## WHAT IS NEEDED
From the listing below, pull out all lines with "team" in them.

## PROVIDED INFORMATION
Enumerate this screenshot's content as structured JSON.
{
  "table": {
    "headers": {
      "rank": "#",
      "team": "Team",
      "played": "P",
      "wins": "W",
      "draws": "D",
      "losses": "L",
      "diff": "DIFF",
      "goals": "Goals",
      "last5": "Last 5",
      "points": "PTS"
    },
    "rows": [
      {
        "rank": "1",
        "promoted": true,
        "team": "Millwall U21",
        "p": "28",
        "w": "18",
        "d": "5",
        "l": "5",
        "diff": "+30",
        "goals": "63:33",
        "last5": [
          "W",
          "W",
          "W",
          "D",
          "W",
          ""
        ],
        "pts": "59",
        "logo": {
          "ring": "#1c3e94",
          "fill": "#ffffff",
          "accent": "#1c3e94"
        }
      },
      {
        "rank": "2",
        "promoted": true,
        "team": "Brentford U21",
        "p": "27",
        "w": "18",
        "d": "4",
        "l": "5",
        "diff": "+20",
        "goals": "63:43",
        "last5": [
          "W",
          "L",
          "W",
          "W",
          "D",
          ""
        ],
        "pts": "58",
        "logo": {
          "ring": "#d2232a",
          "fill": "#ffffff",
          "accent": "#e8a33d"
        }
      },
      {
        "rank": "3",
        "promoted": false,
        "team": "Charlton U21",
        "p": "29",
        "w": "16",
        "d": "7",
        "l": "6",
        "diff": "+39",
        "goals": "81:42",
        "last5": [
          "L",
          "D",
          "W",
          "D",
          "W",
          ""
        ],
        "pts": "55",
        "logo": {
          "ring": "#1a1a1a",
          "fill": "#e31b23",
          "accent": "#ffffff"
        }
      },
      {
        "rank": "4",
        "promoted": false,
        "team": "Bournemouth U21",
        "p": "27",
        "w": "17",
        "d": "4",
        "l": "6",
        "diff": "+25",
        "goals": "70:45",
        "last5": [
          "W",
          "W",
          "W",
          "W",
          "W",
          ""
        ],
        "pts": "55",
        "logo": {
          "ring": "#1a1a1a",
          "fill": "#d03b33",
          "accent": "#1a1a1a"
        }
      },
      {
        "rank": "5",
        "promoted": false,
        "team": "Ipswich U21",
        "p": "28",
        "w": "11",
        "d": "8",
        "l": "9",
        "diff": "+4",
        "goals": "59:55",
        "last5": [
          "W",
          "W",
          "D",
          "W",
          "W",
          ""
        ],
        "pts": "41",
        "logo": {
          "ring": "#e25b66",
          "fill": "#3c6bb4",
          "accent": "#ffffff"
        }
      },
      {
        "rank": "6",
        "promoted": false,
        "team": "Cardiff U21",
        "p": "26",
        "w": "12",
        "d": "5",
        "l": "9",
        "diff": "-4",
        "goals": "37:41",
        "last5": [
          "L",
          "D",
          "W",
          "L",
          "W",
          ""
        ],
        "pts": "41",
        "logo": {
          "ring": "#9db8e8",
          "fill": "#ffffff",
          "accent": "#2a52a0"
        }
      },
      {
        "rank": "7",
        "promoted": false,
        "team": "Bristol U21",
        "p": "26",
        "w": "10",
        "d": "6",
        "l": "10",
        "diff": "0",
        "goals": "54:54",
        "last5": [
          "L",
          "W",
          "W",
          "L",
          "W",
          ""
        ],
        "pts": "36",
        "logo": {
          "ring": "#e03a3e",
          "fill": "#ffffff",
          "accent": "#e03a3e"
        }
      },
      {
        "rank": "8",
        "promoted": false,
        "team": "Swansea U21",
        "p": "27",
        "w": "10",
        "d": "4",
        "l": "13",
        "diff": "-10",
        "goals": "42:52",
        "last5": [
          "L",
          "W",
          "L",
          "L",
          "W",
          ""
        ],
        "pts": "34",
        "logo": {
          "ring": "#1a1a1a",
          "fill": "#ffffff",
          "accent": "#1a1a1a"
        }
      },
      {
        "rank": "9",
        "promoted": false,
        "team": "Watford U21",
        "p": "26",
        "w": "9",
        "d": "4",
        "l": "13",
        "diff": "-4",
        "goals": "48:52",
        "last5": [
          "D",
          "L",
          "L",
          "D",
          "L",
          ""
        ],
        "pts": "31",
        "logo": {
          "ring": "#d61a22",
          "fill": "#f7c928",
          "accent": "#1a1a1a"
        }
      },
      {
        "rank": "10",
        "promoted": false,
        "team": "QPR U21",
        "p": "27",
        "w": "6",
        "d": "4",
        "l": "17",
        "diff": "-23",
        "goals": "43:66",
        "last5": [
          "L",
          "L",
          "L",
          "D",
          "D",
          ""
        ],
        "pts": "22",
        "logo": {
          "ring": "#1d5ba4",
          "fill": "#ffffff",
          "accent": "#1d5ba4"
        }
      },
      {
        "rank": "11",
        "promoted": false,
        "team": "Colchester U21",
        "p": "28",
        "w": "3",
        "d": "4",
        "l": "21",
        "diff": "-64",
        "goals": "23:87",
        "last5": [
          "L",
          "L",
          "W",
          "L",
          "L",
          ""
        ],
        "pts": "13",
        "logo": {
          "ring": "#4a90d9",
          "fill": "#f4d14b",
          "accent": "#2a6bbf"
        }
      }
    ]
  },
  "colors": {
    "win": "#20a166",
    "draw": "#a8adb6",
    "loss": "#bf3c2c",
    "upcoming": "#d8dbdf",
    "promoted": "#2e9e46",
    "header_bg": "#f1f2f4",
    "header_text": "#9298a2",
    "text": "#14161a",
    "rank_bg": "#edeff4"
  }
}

## RESULT OF THIS TASK
      "team": "Team",
        "team": "Millwall U21",
        "team": "Brentford U21",
        "team": "Charlton U21",
        "team": "Bournemouth U21",
        "team": "Ipswich U21",
        "team": "Cardiff U21",
        "team": "Bristol U21",
        "team": "Swansea U21",
        "team": "Watford U21",
        "team": "QPR U21",
        "team": "Colchester U21",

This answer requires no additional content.